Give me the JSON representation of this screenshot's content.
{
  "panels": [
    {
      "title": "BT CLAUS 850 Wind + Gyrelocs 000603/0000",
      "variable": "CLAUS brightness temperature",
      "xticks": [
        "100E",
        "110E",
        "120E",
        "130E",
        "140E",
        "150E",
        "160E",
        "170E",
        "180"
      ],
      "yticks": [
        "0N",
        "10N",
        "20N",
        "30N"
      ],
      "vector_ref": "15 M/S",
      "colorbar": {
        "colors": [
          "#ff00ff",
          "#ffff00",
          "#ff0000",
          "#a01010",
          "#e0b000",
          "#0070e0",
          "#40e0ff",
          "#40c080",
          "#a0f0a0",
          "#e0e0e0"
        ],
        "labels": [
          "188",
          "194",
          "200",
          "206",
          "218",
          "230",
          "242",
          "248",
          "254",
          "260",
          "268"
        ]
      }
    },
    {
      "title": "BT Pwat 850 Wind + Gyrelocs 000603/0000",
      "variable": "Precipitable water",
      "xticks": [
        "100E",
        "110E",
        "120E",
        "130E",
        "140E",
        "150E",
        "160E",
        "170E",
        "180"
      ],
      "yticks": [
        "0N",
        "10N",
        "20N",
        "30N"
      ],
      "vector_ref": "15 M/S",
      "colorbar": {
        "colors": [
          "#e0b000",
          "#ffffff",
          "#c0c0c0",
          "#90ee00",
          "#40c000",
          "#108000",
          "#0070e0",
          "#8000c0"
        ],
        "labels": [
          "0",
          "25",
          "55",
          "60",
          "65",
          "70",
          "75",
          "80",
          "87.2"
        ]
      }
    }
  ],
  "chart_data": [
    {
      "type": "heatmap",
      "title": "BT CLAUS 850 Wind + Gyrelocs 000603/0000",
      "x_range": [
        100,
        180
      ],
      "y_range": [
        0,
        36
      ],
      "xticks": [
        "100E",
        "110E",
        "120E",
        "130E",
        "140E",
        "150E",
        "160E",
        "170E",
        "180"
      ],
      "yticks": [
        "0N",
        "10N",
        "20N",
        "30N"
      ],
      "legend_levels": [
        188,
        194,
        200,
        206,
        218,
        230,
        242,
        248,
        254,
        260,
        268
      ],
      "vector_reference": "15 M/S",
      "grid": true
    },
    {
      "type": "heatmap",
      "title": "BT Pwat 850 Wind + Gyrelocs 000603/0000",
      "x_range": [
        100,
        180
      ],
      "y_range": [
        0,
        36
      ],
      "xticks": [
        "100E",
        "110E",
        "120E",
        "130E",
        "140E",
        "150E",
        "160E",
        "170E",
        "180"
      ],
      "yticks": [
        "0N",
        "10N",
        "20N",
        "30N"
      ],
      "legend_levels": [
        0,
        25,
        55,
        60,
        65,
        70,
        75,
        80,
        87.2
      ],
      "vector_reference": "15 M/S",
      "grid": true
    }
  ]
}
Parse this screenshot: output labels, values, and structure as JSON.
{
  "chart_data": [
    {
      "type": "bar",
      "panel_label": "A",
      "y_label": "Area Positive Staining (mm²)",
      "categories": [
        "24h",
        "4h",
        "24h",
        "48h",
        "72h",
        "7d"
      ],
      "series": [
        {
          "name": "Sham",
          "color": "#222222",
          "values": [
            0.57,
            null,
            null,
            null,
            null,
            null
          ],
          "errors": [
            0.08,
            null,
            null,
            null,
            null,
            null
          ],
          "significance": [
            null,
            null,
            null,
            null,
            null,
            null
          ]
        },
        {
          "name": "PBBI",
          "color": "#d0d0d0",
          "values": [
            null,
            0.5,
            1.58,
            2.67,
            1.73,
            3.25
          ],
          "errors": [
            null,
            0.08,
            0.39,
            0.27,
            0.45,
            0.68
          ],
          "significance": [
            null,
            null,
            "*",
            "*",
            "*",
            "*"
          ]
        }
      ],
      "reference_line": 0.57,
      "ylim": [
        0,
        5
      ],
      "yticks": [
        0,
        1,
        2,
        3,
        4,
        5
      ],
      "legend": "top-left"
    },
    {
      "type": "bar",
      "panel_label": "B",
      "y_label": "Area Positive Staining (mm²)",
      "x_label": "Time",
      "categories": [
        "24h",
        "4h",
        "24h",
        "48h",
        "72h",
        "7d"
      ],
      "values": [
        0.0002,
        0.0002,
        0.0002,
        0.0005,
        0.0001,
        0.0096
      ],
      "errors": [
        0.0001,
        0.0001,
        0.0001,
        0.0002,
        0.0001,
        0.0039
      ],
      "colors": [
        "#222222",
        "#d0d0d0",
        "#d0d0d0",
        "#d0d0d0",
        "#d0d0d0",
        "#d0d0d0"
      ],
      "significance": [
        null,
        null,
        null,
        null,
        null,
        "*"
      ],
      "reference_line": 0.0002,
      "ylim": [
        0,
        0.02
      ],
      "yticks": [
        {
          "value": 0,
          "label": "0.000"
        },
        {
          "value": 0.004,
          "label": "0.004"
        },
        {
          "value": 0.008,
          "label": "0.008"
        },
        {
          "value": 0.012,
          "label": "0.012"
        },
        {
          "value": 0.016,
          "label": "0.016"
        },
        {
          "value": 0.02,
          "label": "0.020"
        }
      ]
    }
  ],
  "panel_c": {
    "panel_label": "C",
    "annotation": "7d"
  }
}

----------

§ Prompt
Quote all of the entries verbatim.

§ Result for this exercise
Give me the JSON representation of this screenshot's content.
{
  "panels": [
    {
      "title": "BT CLAUS 850 Wind + Gyrelocs 000603/0000",
      "variable": "CLAUS brightness temperature",
      "xticks": [
        "100E",
        "110E",
        "120E",
        "130E",
        "140E",
        "150E",
        "160E",
        "170E",
        "180"
      ],
      "yticks": [
        "0N",
        "10N",
        "20N",
        "30N"
      ],
      "vector_ref": "15 M/S",
      "colorbar": {
        "colors": [
          "#ff00ff",
          "#ffff00",
          "#ff0000",
          "#a01010",
          "#e0b000",
          "#0070e0",
          "#40e0ff",
          "#40c080",
          "#a0f0a0",
          "#e0e0e0"
        ],
        "labels": [
          "188",
          "194",
          "200",
          "206",
          "218",
          "230",
          "242",
          "248",
          "254",
          "260",
          "268"
        ]
      }
    },
    {
      "title": "BT Pwat 850 Wind + Gyrelocs 000603/0000",
      "variable": "Precipitable water",
      "xticks": [
        "100E",
        "110E",
        "120E",
        "130E",
        "140E",
        "150E",
        "160E",
        "170E",
        "180"
      ],
      "yticks": [
        "0N",
        "10N",
        "20N",
        "30N"
      ],
      "vector_ref": "15 M/S",
      "colorbar": {
        "colors": [
          "#e0b000",
          "#ffffff",
          "#c0c0c0",
          "#90ee00",
          "#40c000",
          "#108000",
          "#0070e0",
          "#8000c0"
        ],
        "labels": [
          "0",
          "25",
          "55",
          "60",
          "65",
          "70",
          "75",
          "80",
          "87.2"
        ]
      }
    }
  ],
  "chart_data": [
    {
      "type": "heatmap",
      "title": "BT CLAUS 850 Wind + Gyrelocs 000603/0000",
      "x_range": [
        100,
        180
      ],
      "y_range": [
        0,
        36
      ],
      "xticks": [
        "100E",
        "110E",
        "120E",
        "130E",
        "140E",
        "150E",
        "160E",
        "170E",
        "180"
      ],
      "yticks": [
        "0N",
        "10N",
        "20N",
        "30N"
      ],
      "legend_levels": [
        188,
        194,
        200,
        206,
        218,
        230,
        242,
        248,
        254,
        260,
        268
      ],
      "vector_reference": "15 M/S",
      "grid": true
    },
    {
      "type": "heatmap",
      "title": "BT Pwat 850 Wind + Gyrelocs 000603/0000",
      "x_range": [
        100,
        180
      ],
      "y_range": [
        0,
        36
      ],
      "xticks": [
        "100E",
        "110E",
        "120E",
        "130E",
        "140E",
        "150E",
        "160E",
        "170E",
        "180"
      ],
      "yticks": [
        "0N",
        "10N",
        "20N",
        "30N"
      ],
      "legend_levels": [
        0,
        25,
        55,
        60,
        65,
        70,
        75,
        80,
        87.2
      ],
      "vector_reference": "15 M/S",
      "grid": true
    }
  ]
}
Parse this screenshot: output labels, values, and structure as JSON.
{
  "chart_data": [
    {
      "type": "bar",
      "panel_label": "A",
      "y_label": "Area Positive Staining (mm²)",
      "categories": [
        "24h",
        "4h",
        "24h",
        "48h",
        "72h",
        "7d"
      ],
      "series": [
        {
          "name": "Sham",
          "color": "#222222",
          "values": [
            0.57,
            null,
            null,
            null,
            null,
            null
          ],
          "errors": [
            0.08,
            null,
            null,
            null,
            null,
            null
          ],
          "significance": [
            null,
            null,
            null,
            null,
            null,
            null
          ]
        },
        {
          "name": "PBBI",
          "color": "#d0d0d0",
          "values": [
            null,
            0.5,
            1.58,
            2.67,
            1.73,
            3.25
          ],
          "errors": [
            null,
            0.08,
            0.39,
            0.27,
            0.45,
            0.68
          ],
          "significance": [
            null,
            null,
            "*",
            "*",
            "*",
            "*"
          ]
        }
      ],
      "reference_line": 0.57,
      "ylim": [
        0,
        5
      ],
      "yticks": [
        0,
        1,
        2,
        3,
        4,
        5
      ],
      "legend": "top-left"
    },
    {
      "type": "bar",
      "panel_label": "B",
      "y_label": "Area Positive Staining (mm²)",
      "x_label": "Time",
      "categories": [
        "24h",
        "4h",
        "24h",
        "48h",
        "72h",
        "7d"
      ],
      "values": [
        0.0002,
        0.0002,
        0.0002,
        0.0005,
        0.0001,
        0.0096
      ],
      "errors": [
        0.0001,
        0.0001,
        0.0001,
        0.0002,
        0.0001,
        0.0039
      ],
      "colors": [
        "#222222",
        "#d0d0d0",
        "#d0d0d0",
        "#d0d0d0",
        "#d0d0d0",
        "#d0d0d0"
      ],
      "significance": [
        null,
        null,
        null,
        null,
        null,
        "*"
      ],
      "reference_line": 0.0002,
      "ylim": [
        0,
        0.02
      ],
      "yticks": [
        {
          "value": 0,
          "label": "0.000"
        },
        {
          "value": 0.004,
          "label": "0.004"
        },
        {
          "value": 0.008,
          "label": "0.008"
        },
        {
          "value": 0.012,
          "label": "0.012"
        },
        {
          "value": 0.016,
          "label": "0.016"
        },
        {
          "value": 0.02,
          "label": "0.020"
        }
      ]
    }
  ],
  "panel_c": {
    "panel_label": "C",
    "annotation": "7d"
  }
}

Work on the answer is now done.